Quote the full listing word for word.

AVAILABLE DATA:
::::::
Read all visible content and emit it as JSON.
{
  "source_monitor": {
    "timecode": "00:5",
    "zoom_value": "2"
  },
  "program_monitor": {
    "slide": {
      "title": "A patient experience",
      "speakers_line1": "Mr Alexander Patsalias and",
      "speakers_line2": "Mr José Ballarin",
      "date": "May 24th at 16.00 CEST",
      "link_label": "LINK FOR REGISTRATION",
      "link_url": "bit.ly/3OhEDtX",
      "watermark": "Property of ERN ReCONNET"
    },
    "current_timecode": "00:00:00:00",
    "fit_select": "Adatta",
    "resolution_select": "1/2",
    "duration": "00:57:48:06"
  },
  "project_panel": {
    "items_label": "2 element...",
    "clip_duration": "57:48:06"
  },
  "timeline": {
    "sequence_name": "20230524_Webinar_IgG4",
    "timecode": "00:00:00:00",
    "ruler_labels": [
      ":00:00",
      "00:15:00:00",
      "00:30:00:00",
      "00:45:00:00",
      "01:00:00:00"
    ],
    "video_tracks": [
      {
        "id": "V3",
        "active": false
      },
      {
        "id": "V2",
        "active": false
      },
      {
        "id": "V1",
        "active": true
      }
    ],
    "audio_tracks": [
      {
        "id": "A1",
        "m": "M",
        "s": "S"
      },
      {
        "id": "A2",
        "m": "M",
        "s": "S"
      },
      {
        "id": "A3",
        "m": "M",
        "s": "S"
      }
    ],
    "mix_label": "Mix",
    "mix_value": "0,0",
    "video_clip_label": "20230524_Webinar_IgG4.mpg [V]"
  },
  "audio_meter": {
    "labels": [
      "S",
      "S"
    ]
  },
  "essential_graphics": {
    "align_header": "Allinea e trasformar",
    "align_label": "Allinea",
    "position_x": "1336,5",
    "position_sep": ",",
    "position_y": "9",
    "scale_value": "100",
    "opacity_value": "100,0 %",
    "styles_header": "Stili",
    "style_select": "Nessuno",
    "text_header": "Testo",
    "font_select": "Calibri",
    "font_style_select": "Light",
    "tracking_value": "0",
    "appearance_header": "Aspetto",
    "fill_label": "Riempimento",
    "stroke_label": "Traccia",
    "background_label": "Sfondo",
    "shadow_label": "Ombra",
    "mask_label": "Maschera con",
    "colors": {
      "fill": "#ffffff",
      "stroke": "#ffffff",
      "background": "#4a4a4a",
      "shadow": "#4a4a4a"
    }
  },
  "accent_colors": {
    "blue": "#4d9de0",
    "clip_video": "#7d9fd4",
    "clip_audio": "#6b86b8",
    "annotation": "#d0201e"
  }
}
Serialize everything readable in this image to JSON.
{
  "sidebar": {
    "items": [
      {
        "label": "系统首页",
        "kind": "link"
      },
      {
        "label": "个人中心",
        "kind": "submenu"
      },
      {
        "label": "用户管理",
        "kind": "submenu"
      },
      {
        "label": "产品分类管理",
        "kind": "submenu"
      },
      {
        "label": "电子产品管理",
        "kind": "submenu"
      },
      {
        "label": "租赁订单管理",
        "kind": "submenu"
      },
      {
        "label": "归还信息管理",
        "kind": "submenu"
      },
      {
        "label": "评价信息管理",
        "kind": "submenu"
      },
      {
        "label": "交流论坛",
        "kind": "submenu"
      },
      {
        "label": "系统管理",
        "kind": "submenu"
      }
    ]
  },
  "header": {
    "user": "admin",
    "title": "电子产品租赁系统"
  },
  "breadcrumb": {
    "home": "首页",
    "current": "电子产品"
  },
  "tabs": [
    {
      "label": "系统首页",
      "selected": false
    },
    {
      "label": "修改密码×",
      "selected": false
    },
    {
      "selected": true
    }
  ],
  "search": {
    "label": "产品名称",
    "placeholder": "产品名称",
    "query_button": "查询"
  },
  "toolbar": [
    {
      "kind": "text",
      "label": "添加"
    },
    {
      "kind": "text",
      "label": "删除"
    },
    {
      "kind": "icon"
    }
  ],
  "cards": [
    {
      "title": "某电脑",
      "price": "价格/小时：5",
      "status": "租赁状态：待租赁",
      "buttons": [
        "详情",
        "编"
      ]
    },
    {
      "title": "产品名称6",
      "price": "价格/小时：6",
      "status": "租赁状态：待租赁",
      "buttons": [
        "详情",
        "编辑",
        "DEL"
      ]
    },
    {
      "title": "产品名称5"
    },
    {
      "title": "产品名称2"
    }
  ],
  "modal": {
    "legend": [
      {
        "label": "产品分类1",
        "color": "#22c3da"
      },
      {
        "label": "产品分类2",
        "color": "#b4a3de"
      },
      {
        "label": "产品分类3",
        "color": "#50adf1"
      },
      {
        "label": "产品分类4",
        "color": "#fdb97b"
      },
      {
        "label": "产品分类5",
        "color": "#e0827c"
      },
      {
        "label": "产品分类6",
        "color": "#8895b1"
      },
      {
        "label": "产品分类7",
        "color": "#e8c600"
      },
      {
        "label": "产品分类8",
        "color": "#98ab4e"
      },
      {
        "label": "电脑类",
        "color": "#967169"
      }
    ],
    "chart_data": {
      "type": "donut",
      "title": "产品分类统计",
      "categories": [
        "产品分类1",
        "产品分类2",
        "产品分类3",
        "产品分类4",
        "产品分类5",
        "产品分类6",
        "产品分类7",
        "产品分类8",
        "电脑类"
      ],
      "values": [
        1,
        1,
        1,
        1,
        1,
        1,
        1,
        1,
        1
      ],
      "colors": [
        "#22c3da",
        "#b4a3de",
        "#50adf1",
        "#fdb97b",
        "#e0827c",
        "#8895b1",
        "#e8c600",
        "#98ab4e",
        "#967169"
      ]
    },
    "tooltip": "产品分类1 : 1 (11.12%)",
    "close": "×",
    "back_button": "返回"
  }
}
::::::
TASK OUTPUT:
Read all visible content and emit it as JSON.
{
  "source_monitor": {
    "timecode": "00:5",
    "zoom_value": "2"
  },
  "program_monitor": {
    "slide": {
      "title": "A patient experience",
      "speakers_line1": "Mr Alexander Patsalias and",
      "speakers_line2": "Mr José Ballarin",
      "date": "May 24th at 16.00 CEST",
      "link_label": "LINK FOR REGISTRATION",
      "link_url": "bit.ly/3OhEDtX",
      "watermark": "Property of ERN ReCONNET"
    },
    "current_timecode": "00:00:00:00",
    "fit_select": "Adatta",
    "resolution_select": "1/2",
    "duration": "00:57:48:06"
  },
  "project_panel": {
    "items_label": "2 element...",
    "clip_duration": "57:48:06"
  },
  "timeline": {
    "sequence_name": "20230524_Webinar_IgG4",
    "timecode": "00:00:00:00",
    "ruler_labels": [
      ":00:00",
      "00:15:00:00",
      "00:30:00:00",
      "00:45:00:00",
      "01:00:00:00"
    ],
    "video_tracks": [
      {
        "id": "V3",
        "active": false
      },
      {
        "id": "V2",
        "active": false
      },
      {
        "id": "V1",
        "active": true
      }
    ],
    "audio_tracks": [
      {
        "id": "A1",
        "m": "M",
        "s": "S"
      },
      {
        "id": "A2",
        "m": "M",
        "s": "S"
      },
      {
        "id": "A3",
        "m": "M",
        "s": "S"
      }
    ],
    "mix_label": "Mix",
    "mix_value": "0,0",
    "video_clip_label": "20230524_Webinar_IgG4.mpg [V]"
  },
  "audio_meter": {
    "labels": [
      "S",
      "S"
    ]
  },
  "essential_graphics": {
    "align_header": "Allinea e trasformar",
    "align_label": "Allinea",
    "position_x": "1336,5",
    "position_sep": ",",
    "position_y": "9",
    "scale_value": "100",
    "opacity_value": "100,0 %",
    "styles_header": "Stili",
    "style_select": "Nessuno",
    "text_header": "Testo",
    "font_select": "Calibri",
    "font_style_select": "Light",
    "tracking_value": "0",
    "appearance_header": "Aspetto",
    "fill_label": "Riempimento",
    "stroke_label": "Traccia",
    "background_label": "Sfondo",
    "shadow_label": "Ombra",
    "mask_label": "Maschera con",
    "colors": {
      "fill": "#ffffff",
      "stroke": "#ffffff",
      "background": "#4a4a4a",
      "shadow": "#4a4a4a"
    }
  },
  "accent_colors": {
    "blue": "#4d9de0",
    "clip_video": "#7d9fd4",
    "clip_audio": "#6b86b8",
    "annotation": "#d0201e"
  }
}
Serialize everything readable in this image to JSON.
{
  "sidebar": {
    "items": [
      {
        "label": "系统首页",
        "kind": "link"
      },
      {
        "label": "个人中心",
        "kind": "submenu"
      },
      {
        "label": "用户管理",
        "kind": "submenu"
      },
      {
        "label": "产品分类管理",
        "kind": "submenu"
      },
      {
        "label": "电子产品管理",
        "kind": "submenu"
      },
      {
        "label": "租赁订单管理",
        "kind": "submenu"
      },
      {
        "label": "归还信息管理",
        "kind": "submenu"
      },
      {
        "label": "评价信息管理",
        "kind": "submenu"
      },
      {
        "label": "交流论坛",
        "kind": "submenu"
      },
      {
        "label": "系统管理",
        "kind": "submenu"
      }
    ]
  },
  "header": {
    "user": "admin",
    "title": "电子产品租赁系统"
  },
  "breadcrumb": {
    "home": "首页",
    "current": "电子产品"
  },
  "tabs": [
    {
      "label": "系统首页",
      "selected": false
    },
    {
      "label": "修改密码×",
      "selected": false
    },
    {
      "selected": true
    }
  ],
  "search": {
    "label": "产品名称",
    "placeholder": "产品名称",
    "query_button": "查询"
  },
  "toolbar": [
    {
      "kind": "text",
      "label": "添加"
    },
    {
      "kind": "text",
      "label": "删除"
    },
    {
      "kind": "icon"
    }
  ],
  "cards": [
    {
      "title": "某电脑",
      "price": "价格/小时：5",
      "status": "租赁状态：待租赁",
      "buttons": [
        "详情",
        "编"
      ]
    },
    {
      "title": "产品名称6",
      "price": "价格/小时：6",
      "status": "租赁状态：待租赁",
      "buttons": [
        "详情",
        "编辑",
        "DEL"
      ]
    },
    {
      "title": "产品名称5"
    },
    {
      "title": "产品名称2"
    }
  ],
  "modal": {
    "legend": [
      {
        "label": "产品分类1",
        "color": "#22c3da"
      },
      {
        "label": "产品分类2",
        "color": "#b4a3de"
      },
      {
        "label": "产品分类3",
        "color": "#50adf1"
      },
      {
        "label": "产品分类4",
        "color": "#fdb97b"
      },
      {
        "label": "产品分类5",
        "color": "#e0827c"
      },
      {
        "label": "产品分类6",
        "color": "#8895b1"
      },
      {
        "label": "产品分类7",
        "color": "#e8c600"
      },
      {
        "label": "产品分类8",
        "color": "#98ab4e"
      },
      {
        "label": "电脑类",
        "color": "#967169"
      }
    ],
    "chart_data": {
      "type": "donut",
      "title": "产品分类统计",
      "categories": [
        "产品分类1",
        "产品分类2",
        "产品分类3",
        "产品分类4",
        "产品分类5",
        "产品分类6",
        "产品分类7",
        "产品分类8",
        "电脑类"
      ],
      "values": [
        1,
        1,
        1,
        1,
        1,
        1,
        1,
        1,
        1
      ],
      "colors": [
        "#22c3da",
        "#b4a3de",
        "#50adf1",
        "#fdb97b",
        "#e0827c",
        "#8895b1",
        "#e8c600",
        "#98ab4e",
        "#967169"
      ]
    },
    "tooltip": "产品分类1 : 1 (11.12%)",
    "close": "×",
    "back_button": "返回"
  }
}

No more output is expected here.